### Input rows ###

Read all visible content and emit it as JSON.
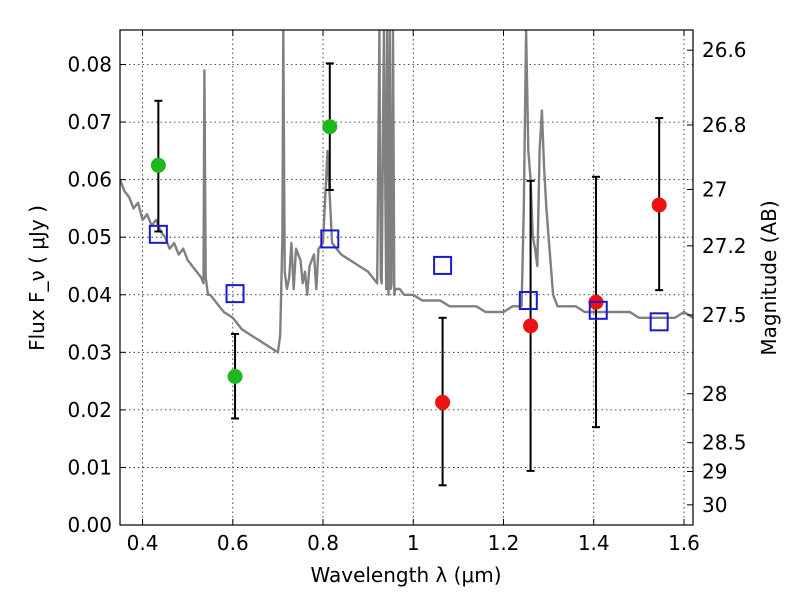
{
  "chart_data": {
    "type": "scatter",
    "title": "",
    "xlabel": "Wavelength  λ (μm)",
    "ylabel": "Flux  F_ν  ( μJy )",
    "ylabel_right": "Magnitude (AB)",
    "xlim": [
      0.35,
      1.62
    ],
    "ylim": [
      0.0,
      0.086
    ],
    "grid": true,
    "x_ticks": [
      0.4,
      0.6,
      0.8,
      1.0,
      1.2,
      1.4,
      1.6
    ],
    "x_tick_labels": [
      "0.4",
      "0.6",
      "0.8",
      "1",
      "1.2",
      "1.4",
      "1.6"
    ],
    "y_ticks": [
      0.0,
      0.01,
      0.02,
      0.03,
      0.04,
      0.05,
      0.06,
      0.07,
      0.08
    ],
    "y_tick_labels": [
      "0.00",
      "0.01",
      "0.02",
      "0.03",
      "0.04",
      "0.05",
      "0.06",
      "0.07",
      "0.08"
    ],
    "right_ticks": [
      {
        "flux": 0.0825,
        "label": "26.6"
      },
      {
        "flux": 0.0695,
        "label": "26.8"
      },
      {
        "flux": 0.0583,
        "label": "27"
      },
      {
        "flux": 0.0485,
        "label": "27.2"
      },
      {
        "flux": 0.0365,
        "label": "27.5"
      },
      {
        "flux": 0.0228,
        "label": "28"
      },
      {
        "flux": 0.0143,
        "label": "28.5"
      },
      {
        "flux": 0.0093,
        "label": "29"
      },
      {
        "flux": 0.0035,
        "label": "30"
      }
    ],
    "series": [
      {
        "marker": "circle",
        "color": "#1cb81c",
        "points": [
          {
            "x": 0.435,
            "y": 0.0625,
            "yerr_low": 0.051,
            "yerr_high": 0.0737
          },
          {
            "x": 0.605,
            "y": 0.0258,
            "yerr_low": 0.0185,
            "yerr_high": 0.0332
          },
          {
            "x": 0.815,
            "y": 0.0692,
            "yerr_low": 0.0582,
            "yerr_high": 0.0802
          }
        ]
      },
      {
        "marker": "circle",
        "color": "#ee1111",
        "points": [
          {
            "x": 1.065,
            "y": 0.0213,
            "yerr_low": 0.0069,
            "yerr_high": 0.036
          },
          {
            "x": 1.26,
            "y": 0.0346,
            "yerr_low": 0.0094,
            "yerr_high": 0.0598
          },
          {
            "x": 1.405,
            "y": 0.0387,
            "yerr_low": 0.017,
            "yerr_high": 0.0605
          },
          {
            "x": 1.545,
            "y": 0.0556,
            "yerr_low": 0.0408,
            "yerr_high": 0.0707
          }
        ]
      },
      {
        "marker": "open-square",
        "color": "#1a1acc",
        "points": [
          {
            "x": 0.435,
            "y": 0.0505
          },
          {
            "x": 0.605,
            "y": 0.0402
          },
          {
            "x": 0.815,
            "y": 0.0497
          },
          {
            "x": 1.065,
            "y": 0.0451
          },
          {
            "x": 1.255,
            "y": 0.039
          },
          {
            "x": 1.41,
            "y": 0.0373
          },
          {
            "x": 1.545,
            "y": 0.0353
          }
        ]
      }
    ],
    "model_spectrum": {
      "color": "#808080",
      "x": [
        0.35,
        0.36,
        0.37,
        0.38,
        0.39,
        0.4,
        0.41,
        0.42,
        0.43,
        0.44,
        0.45,
        0.46,
        0.47,
        0.48,
        0.49,
        0.5,
        0.51,
        0.52,
        0.53,
        0.535,
        0.537,
        0.54,
        0.545,
        0.55,
        0.56,
        0.58,
        0.6,
        0.62,
        0.64,
        0.66,
        0.68,
        0.7,
        0.705,
        0.71,
        0.712,
        0.715,
        0.72,
        0.725,
        0.73,
        0.735,
        0.74,
        0.75,
        0.755,
        0.76,
        0.765,
        0.77,
        0.78,
        0.785,
        0.79,
        0.8,
        0.81,
        0.82,
        0.83,
        0.84,
        0.86,
        0.88,
        0.9,
        0.92,
        0.925,
        0.928,
        0.93,
        0.935,
        0.94,
        0.942,
        0.945,
        0.948,
        0.95,
        0.952,
        0.955,
        0.958,
        0.96,
        0.97,
        0.98,
        1.0,
        1.02,
        1.04,
        1.06,
        1.08,
        1.1,
        1.12,
        1.14,
        1.16,
        1.18,
        1.2,
        1.22,
        1.24,
        1.245,
        1.25,
        1.255,
        1.26,
        1.265,
        1.27,
        1.275,
        1.28,
        1.285,
        1.29,
        1.295,
        1.3,
        1.31,
        1.32,
        1.34,
        1.36,
        1.38,
        1.4,
        1.42,
        1.44,
        1.46,
        1.48,
        1.5,
        1.52,
        1.54,
        1.56,
        1.58,
        1.6,
        1.62
      ],
      "y": [
        0.06,
        0.058,
        0.057,
        0.055,
        0.056,
        0.053,
        0.054,
        0.052,
        0.053,
        0.051,
        0.05,
        0.048,
        0.049,
        0.047,
        0.048,
        0.046,
        0.045,
        0.044,
        0.043,
        0.042,
        0.079,
        0.043,
        0.04,
        0.04,
        0.039,
        0.037,
        0.036,
        0.034,
        0.033,
        0.032,
        0.031,
        0.03,
        0.033,
        0.05,
        0.086,
        0.044,
        0.041,
        0.043,
        0.049,
        0.041,
        0.048,
        0.046,
        0.042,
        0.044,
        0.04,
        0.045,
        0.047,
        0.041,
        0.048,
        0.049,
        0.065,
        0.049,
        0.048,
        0.047,
        0.046,
        0.045,
        0.044,
        0.042,
        0.086,
        0.043,
        0.042,
        0.086,
        0.041,
        0.086,
        0.04,
        0.086,
        0.041,
        0.042,
        0.086,
        0.04,
        0.041,
        0.041,
        0.04,
        0.04,
        0.039,
        0.039,
        0.039,
        0.038,
        0.038,
        0.038,
        0.038,
        0.037,
        0.037,
        0.037,
        0.038,
        0.038,
        0.055,
        0.086,
        0.065,
        0.06,
        0.05,
        0.048,
        0.045,
        0.065,
        0.072,
        0.062,
        0.055,
        0.05,
        0.04,
        0.038,
        0.038,
        0.038,
        0.037,
        0.037,
        0.037,
        0.037,
        0.037,
        0.037,
        0.036,
        0.036,
        0.036,
        0.036,
        0.036,
        0.037,
        0.036
      ]
    }
  }
}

###

• The task:
Ignore the images and quote every line of the listing exactly.

• Task output:
Read all visible content and emit it as JSON.
{
  "chart_data": {
    "type": "scatter",
    "title": "",
    "xlabel": "Wavelength  λ (μm)",
    "ylabel": "Flux  F_ν  ( μJy )",
    "ylabel_right": "Magnitude (AB)",
    "xlim": [
      0.35,
      1.62
    ],
    "ylim": [
      0.0,
      0.086
    ],
    "grid": true,
    "x_ticks": [
      0.4,
      0.6,
      0.8,
      1.0,
      1.2,
      1.4,
      1.6
    ],
    "x_tick_labels": [
      "0.4",
      "0.6",
      "0.8",
      "1",
      "1.2",
      "1.4",
      "1.6"
    ],
    "y_ticks": [
      0.0,
      0.01,
      0.02,
      0.03,
      0.04,
      0.05,
      0.06,
      0.07,
      0.08
    ],
    "y_tick_labels": [
      "0.00",
      "0.01",
      "0.02",
      "0.03",
      "0.04",
      "0.05",
      "0.06",
      "0.07",
      "0.08"
    ],
    "right_ticks": [
      {
        "flux": 0.0825,
        "label": "26.6"
      },
      {
        "flux": 0.0695,
        "label": "26.8"
      },
      {
        "flux": 0.0583,
        "label": "27"
      },
      {
        "flux": 0.0485,
        "label": "27.2"
      },
      {
        "flux": 0.0365,
        "label": "27.5"
      },
      {
        "flux": 0.0228,
        "label": "28"
      },
      {
        "flux": 0.0143,
        "label": "28.5"
      },
      {
        "flux": 0.0093,
        "label": "29"
      },
      {
        "flux": 0.0035,
        "label": "30"
      }
    ],
    "series": [
      {
        "marker": "circle",
        "color": "#1cb81c",
        "points": [
          {
            "x": 0.435,
            "y": 0.0625,
            "yerr_low": 0.051,
            "yerr_high": 0.0737
          },
          {
            "x": 0.605,
            "y": 0.0258,
            "yerr_low": 0.0185,
            "yerr_high": 0.0332
          },
          {
            "x": 0.815,
            "y": 0.0692,
            "yerr_low": 0.0582,
            "yerr_high": 0.0802
          }
        ]
      },
      {
        "marker": "circle",
        "color": "#ee1111",
        "points": [
          {
            "x": 1.065,
            "y": 0.0213,
            "yerr_low": 0.0069,
            "yerr_high": 0.036
          },
          {
            "x": 1.26,
            "y": 0.0346,
            "yerr_low": 0.0094,
            "yerr_high": 0.0598
          },
          {
            "x": 1.405,
            "y": 0.0387,
            "yerr_low": 0.017,
            "yerr_high": 0.0605
          },
          {
            "x": 1.545,
            "y": 0.0556,
            "yerr_low": 0.0408,
            "yerr_high": 0.0707
          }
        ]
      },
      {
        "marker": "open-square",
        "color": "#1a1acc",
        "points": [
          {
            "x": 0.435,
            "y": 0.0505
          },
          {
            "x": 0.605,
            "y": 0.0402
          },
          {
            "x": 0.815,
            "y": 0.0497
          },
          {
            "x": 1.065,
            "y": 0.0451
          },
          {
            "x": 1.255,
            "y": 0.039
          },
          {
            "x": 1.41,
            "y": 0.0373
          },
          {
            "x": 1.545,
            "y": 0.0353
          }
        ]
      }
    ],
    "model_spectrum": {
      "color": "#808080",
      "x": [
        0.35,
        0.36,
        0.37,
        0.38,
        0.39,
        0.4,
        0.41,
        0.42,
        0.43,
        0.44,
        0.45,
        0.46,
        0.47,
        0.48,
        0.49,
        0.5,
        0.51,
        0.52,
        0.53,
        0.535,
        0.537,
        0.54,
        0.545,
        0.55,
        0.56,
        0.58,
        0.6,
        0.62,
        0.64,
        0.66,
        0.68,
        0.7,
        0.705,
        0.71,
        0.712,
        0.715,
        0.72,
        0.725,
        0.73,
        0.735,
        0.74,
        0.75,
        0.755,
        0.76,
        0.765,
        0.77,
        0.78,
        0.785,
        0.79,
        0.8,
        0.81,
        0.82,
        0.83,
        0.84,
        0.86,
        0.88,
        0.9,
        0.92,
        0.925,
        0.928,
        0.93,
        0.935,
        0.94,
        0.942,
        0.945,
        0.948,
        0.95,
        0.952,
        0.955,
        0.958,
        0.96,
        0.97,
        0.98,
        1.0,
        1.02,
        1.04,
        1.06,
        1.08,
        1.1,
        1.12,
        1.14,
        1.16,
        1.18,
        1.2,
        1.22,
        1.24,
        1.245,
        1.25,
        1.255,
        1.26,
        1.265,
        1.27,
        1.275,
        1.28,
        1.285,
        1.29,
        1.295,
        1.3,
        1.31,
        1.32,
        1.34,
        1.36,
        1.38,
        1.4,
        1.42,
        1.44,
        1.46,
        1.48,
        1.5,
        1.52,
        1.54,
        1.56,
        1.58,
        1.6,
        1.62
      ],
      "y": [
        0.06,
        0.058,
        0.057,
        0.055,
        0.056,
        0.053,
        0.054,
        0.052,
        0.053,
        0.051,
        0.05,
        0.048,
        0.049,
        0.047,
        0.048,
        0.046,
        0.045,
        0.044,
        0.043,
        0.042,
        0.079,
        0.043,
        0.04,
        0.04,
        0.039,
        0.037,
        0.036,
        0.034,
        0.033,
        0.032,
        0.031,
        0.03,
        0.033,
        0.05,
        0.086,
        0.044,
        0.041,
        0.043,
        0.049,
        0.041,
        0.048,
        0.046,
        0.042,
        0.044,
        0.04,
        0.045,
        0.047,
        0.041,
        0.048,
        0.049,
        0.065,
        0.049,
        0.048,
        0.047,
        0.046,
        0.045,
        0.044,
        0.042,
        0.086,
        0.043,
        0.042,
        0.086,
        0.041,
        0.086,
        0.04,
        0.086,
        0.041,
        0.042,
        0.086,
        0.04,
        0.041,
        0.041,
        0.04,
        0.04,
        0.039,
        0.039,
        0.039,
        0.038,
        0.038,
        0.038,
        0.038,
        0.037,
        0.037,
        0.037,
        0.038,
        0.038,
        0.055,
        0.086,
        0.065,
        0.06,
        0.05,
        0.048,
        0.045,
        0.065,
        0.072,
        0.062,
        0.055,
        0.05,
        0.04,
        0.038,
        0.038,
        0.038,
        0.037,
        0.037,
        0.037,
        0.037,
        0.037,
        0.037,
        0.036,
        0.036,
        0.036,
        0.036,
        0.036,
        0.037,
        0.036
      ]
    }
  }
}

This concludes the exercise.